▸ Task description
Reproduce every one of the lines below character for character, in the same order.

Annotated element entries:
==========
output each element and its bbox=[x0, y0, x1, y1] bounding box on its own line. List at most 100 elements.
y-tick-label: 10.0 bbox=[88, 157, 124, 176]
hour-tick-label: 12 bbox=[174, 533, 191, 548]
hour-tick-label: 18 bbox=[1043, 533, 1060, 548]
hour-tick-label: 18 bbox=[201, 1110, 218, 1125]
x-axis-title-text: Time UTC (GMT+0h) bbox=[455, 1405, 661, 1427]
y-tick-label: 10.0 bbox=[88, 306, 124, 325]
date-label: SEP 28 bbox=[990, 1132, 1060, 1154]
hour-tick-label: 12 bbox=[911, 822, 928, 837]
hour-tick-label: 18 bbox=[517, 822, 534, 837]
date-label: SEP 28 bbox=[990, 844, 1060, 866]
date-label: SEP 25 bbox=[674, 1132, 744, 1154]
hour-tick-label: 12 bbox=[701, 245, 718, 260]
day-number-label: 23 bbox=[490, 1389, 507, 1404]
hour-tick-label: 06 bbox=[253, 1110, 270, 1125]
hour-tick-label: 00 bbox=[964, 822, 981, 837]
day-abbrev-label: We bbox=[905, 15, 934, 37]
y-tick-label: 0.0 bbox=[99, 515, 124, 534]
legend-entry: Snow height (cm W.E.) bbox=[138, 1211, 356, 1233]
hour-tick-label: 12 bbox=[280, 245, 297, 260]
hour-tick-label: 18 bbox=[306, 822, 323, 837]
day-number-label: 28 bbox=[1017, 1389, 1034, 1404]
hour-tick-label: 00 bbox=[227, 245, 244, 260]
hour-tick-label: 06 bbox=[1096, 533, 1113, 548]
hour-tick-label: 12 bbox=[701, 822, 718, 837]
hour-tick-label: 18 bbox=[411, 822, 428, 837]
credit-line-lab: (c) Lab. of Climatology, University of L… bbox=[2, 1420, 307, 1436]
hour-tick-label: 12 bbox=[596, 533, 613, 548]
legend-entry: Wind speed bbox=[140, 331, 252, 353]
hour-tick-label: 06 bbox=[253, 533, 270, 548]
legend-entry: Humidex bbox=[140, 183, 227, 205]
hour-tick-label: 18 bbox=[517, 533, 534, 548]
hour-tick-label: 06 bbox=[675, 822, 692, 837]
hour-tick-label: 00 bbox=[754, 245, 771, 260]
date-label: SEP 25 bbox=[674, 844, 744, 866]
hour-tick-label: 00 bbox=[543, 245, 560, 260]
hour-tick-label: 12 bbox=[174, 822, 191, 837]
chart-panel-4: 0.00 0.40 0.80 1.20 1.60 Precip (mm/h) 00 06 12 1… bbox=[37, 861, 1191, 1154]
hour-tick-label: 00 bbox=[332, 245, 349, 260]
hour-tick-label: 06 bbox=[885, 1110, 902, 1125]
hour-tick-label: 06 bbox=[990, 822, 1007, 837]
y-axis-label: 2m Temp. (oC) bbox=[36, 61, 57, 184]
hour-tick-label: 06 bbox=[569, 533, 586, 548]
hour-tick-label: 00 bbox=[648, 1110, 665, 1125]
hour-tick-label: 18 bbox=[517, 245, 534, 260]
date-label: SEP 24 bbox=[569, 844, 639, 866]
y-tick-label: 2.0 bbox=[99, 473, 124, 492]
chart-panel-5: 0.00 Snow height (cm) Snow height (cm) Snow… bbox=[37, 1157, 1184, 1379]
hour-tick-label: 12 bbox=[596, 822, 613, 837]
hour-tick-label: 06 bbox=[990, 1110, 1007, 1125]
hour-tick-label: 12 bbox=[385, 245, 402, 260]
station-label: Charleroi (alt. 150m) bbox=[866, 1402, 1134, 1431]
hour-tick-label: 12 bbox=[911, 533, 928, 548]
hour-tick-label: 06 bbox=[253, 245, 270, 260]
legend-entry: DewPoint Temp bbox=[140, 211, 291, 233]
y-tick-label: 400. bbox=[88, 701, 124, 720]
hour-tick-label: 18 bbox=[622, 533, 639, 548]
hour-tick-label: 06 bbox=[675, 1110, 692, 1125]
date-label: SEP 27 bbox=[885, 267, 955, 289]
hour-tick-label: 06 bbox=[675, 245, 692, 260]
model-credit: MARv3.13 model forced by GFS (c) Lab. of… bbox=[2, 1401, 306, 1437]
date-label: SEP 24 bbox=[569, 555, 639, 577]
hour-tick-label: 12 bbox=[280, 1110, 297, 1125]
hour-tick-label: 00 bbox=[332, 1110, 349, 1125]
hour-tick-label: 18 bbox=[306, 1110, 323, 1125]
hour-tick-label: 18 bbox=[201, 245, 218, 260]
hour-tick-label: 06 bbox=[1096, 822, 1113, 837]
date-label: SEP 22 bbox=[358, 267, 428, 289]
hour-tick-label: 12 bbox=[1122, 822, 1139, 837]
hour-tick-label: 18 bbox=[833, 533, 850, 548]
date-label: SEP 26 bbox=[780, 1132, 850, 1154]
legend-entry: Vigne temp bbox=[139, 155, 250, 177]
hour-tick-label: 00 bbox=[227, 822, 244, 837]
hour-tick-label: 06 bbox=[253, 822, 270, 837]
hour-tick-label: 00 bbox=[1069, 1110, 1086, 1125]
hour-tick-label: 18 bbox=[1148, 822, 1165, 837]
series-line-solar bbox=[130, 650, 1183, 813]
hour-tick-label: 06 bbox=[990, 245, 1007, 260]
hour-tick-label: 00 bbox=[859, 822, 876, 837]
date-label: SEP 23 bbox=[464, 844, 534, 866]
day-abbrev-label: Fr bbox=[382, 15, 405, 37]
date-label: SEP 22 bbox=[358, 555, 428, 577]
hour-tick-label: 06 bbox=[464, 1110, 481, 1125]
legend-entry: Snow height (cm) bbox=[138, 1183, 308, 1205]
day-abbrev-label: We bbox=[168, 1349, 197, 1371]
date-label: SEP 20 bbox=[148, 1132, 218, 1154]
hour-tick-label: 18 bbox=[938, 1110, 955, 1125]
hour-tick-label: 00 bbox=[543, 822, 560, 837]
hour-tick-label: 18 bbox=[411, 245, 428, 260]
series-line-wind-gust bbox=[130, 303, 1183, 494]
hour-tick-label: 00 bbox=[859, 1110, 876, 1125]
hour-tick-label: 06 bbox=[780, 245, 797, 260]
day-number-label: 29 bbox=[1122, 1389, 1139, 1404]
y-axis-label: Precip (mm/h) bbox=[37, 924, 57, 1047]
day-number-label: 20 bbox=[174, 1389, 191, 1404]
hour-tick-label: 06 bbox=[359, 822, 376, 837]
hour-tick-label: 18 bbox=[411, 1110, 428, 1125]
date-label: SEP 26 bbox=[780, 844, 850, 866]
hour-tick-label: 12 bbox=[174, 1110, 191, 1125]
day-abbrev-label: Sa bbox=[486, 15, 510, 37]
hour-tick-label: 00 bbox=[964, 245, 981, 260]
==========
▸ Full solution
output each element and its bbox=[x0, y0, x1, y1] bounding box on its own line. List at most 100 elements.
y-tick-label: 10.0 bbox=[88, 157, 124, 176]
hour-tick-label: 12 bbox=[174, 533, 191, 548]
hour-tick-label: 18 bbox=[1043, 533, 1060, 548]
hour-tick-label: 18 bbox=[201, 1110, 218, 1125]
x-axis-title-text: Time UTC (GMT+0h) bbox=[455, 1405, 661, 1427]
y-tick-label: 10.0 bbox=[88, 306, 124, 325]
date-label: SEP 28 bbox=[990, 1132, 1060, 1154]
hour-tick-label: 12 bbox=[911, 822, 928, 837]
hour-tick-label: 18 bbox=[517, 822, 534, 837]
date-label: SEP 28 bbox=[990, 844, 1060, 866]
date-label: SEP 25 bbox=[674, 1132, 744, 1154]
hour-tick-label: 12 bbox=[701, 245, 718, 260]
day-number-label: 23 bbox=[490, 1389, 507, 1404]
hour-tick-label: 06 bbox=[253, 1110, 270, 1125]
hour-tick-label: 00 bbox=[964, 822, 981, 837]
day-abbrev-label: We bbox=[905, 15, 934, 37]
y-tick-label: 0.0 bbox=[99, 515, 124, 534]
legend-entry: Snow height (cm W.E.) bbox=[138, 1211, 356, 1233]
hour-tick-label: 12 bbox=[280, 245, 297, 260]
hour-tick-label: 18 bbox=[306, 822, 323, 837]
day-number-label: 28 bbox=[1017, 1389, 1034, 1404]
hour-tick-label: 00 bbox=[227, 245, 244, 260]
hour-tick-label: 06 bbox=[1096, 533, 1113, 548]
hour-tick-label: 12 bbox=[701, 822, 718, 837]
hour-tick-label: 18 bbox=[411, 822, 428, 837]
credit-line-lab: (c) Lab. of Climatology, University of L… bbox=[2, 1420, 307, 1436]
hour-tick-label: 12 bbox=[596, 533, 613, 548]
legend-entry: Wind speed bbox=[140, 331, 252, 353]
hour-tick-label: 06 bbox=[253, 533, 270, 548]
legend-entry: Humidex bbox=[140, 183, 227, 205]
hour-tick-label: 18 bbox=[517, 533, 534, 548]
hour-tick-label: 06 bbox=[675, 822, 692, 837]
hour-tick-label: 00 bbox=[754, 245, 771, 260]
date-label: SEP 25 bbox=[674, 844, 744, 866]
hour-tick-label: 00 bbox=[543, 245, 560, 260]
hour-tick-label: 12 bbox=[174, 822, 191, 837]
chart-panel-4: 0.00 0.40 0.80 1.20 1.60 Precip (mm/h) 00 06 12 1… bbox=[37, 861, 1191, 1154]
hour-tick-label: 00 bbox=[332, 245, 349, 260]
hour-tick-label: 06 bbox=[885, 1110, 902, 1125]
hour-tick-label: 06 bbox=[990, 822, 1007, 837]
y-axis-label: 2m Temp. (oC) bbox=[36, 61, 57, 184]
hour-tick-label: 06 bbox=[569, 533, 586, 548]
hour-tick-label: 00 bbox=[648, 1110, 665, 1125]
hour-tick-label: 18 bbox=[517, 245, 534, 260]
date-label: SEP 24 bbox=[569, 844, 639, 866]
y-tick-label: 2.0 bbox=[99, 473, 124, 492]
chart-panel-5: 0.00 Snow height (cm) Snow height (cm) Snow… bbox=[37, 1157, 1184, 1379]
hour-tick-label: 12 bbox=[596, 822, 613, 837]
hour-tick-label: 06 bbox=[990, 1110, 1007, 1125]
hour-tick-label: 12 bbox=[385, 245, 402, 260]
station-label: Charleroi (alt. 150m) bbox=[866, 1402, 1134, 1431]
hour-tick-label: 12 bbox=[911, 533, 928, 548]
hour-tick-label: 06 bbox=[253, 245, 270, 260]
legend-entry: DewPoint Temp bbox=[140, 211, 291, 233]
y-tick-label: 400. bbox=[88, 701, 124, 720]
hour-tick-label: 18 bbox=[622, 533, 639, 548]
hour-tick-label: 06 bbox=[675, 1110, 692, 1125]
date-label: SEP 27 bbox=[885, 267, 955, 289]
hour-tick-label: 06 bbox=[675, 245, 692, 260]
model-credit: MARv3.13 model forced by GFS (c) Lab. of… bbox=[2, 1401, 306, 1437]
date-label: SEP 24 bbox=[569, 555, 639, 577]
hour-tick-label: 12 bbox=[280, 1110, 297, 1125]
hour-tick-label: 00 bbox=[332, 1110, 349, 1125]
hour-tick-label: 18 bbox=[306, 1110, 323, 1125]
hour-tick-label: 18 bbox=[201, 245, 218, 260]
hour-tick-label: 06 bbox=[1096, 822, 1113, 837]
date-label: SEP 22 bbox=[358, 267, 428, 289]
hour-tick-label: 12 bbox=[1122, 822, 1139, 837]
hour-tick-label: 18 bbox=[833, 533, 850, 548]
date-label: SEP 26 bbox=[780, 1132, 850, 1154]
legend-entry: Vigne temp bbox=[139, 155, 250, 177]
hour-tick-label: 00 bbox=[227, 822, 244, 837]
hour-tick-label: 06 bbox=[253, 822, 270, 837]
hour-tick-label: 00 bbox=[1069, 1110, 1086, 1125]
hour-tick-label: 18 bbox=[1148, 822, 1165, 837]
series-line-solar bbox=[130, 650, 1183, 813]
hour-tick-label: 06 bbox=[990, 245, 1007, 260]
hour-tick-label: 00 bbox=[859, 822, 876, 837]
date-label: SEP 23 bbox=[464, 844, 534, 866]
day-abbrev-label: Fr bbox=[382, 15, 405, 37]
date-label: SEP 22 bbox=[358, 555, 428, 577]
hour-tick-label: 06 bbox=[464, 1110, 481, 1125]
legend-entry: Snow height (cm) bbox=[138, 1183, 308, 1205]
day-abbrev-label: We bbox=[168, 1349, 197, 1371]
date-label: SEP 20 bbox=[148, 1132, 218, 1154]
hour-tick-label: 18 bbox=[938, 1110, 955, 1125]
hour-tick-label: 00 bbox=[543, 822, 560, 837]
hour-tick-label: 18 bbox=[411, 245, 428, 260]
series-line-wind-gust bbox=[130, 303, 1183, 494]
hour-tick-label: 00 bbox=[859, 1110, 876, 1125]
hour-tick-label: 06 bbox=[780, 245, 797, 260]
day-number-label: 29 bbox=[1122, 1389, 1139, 1404]
y-axis-label: Precip (mm/h) bbox=[37, 924, 57, 1047]
day-number-label: 20 bbox=[174, 1389, 191, 1404]
hour-tick-label: 06 bbox=[359, 822, 376, 837]
hour-tick-label: 18 bbox=[411, 1110, 428, 1125]
date-label: SEP 26 bbox=[780, 844, 850, 866]
hour-tick-label: 12 bbox=[174, 1110, 191, 1125]
day-abbrev-label: Sa bbox=[486, 15, 510, 37]
hour-tick-label: 00 bbox=[964, 245, 981, 260]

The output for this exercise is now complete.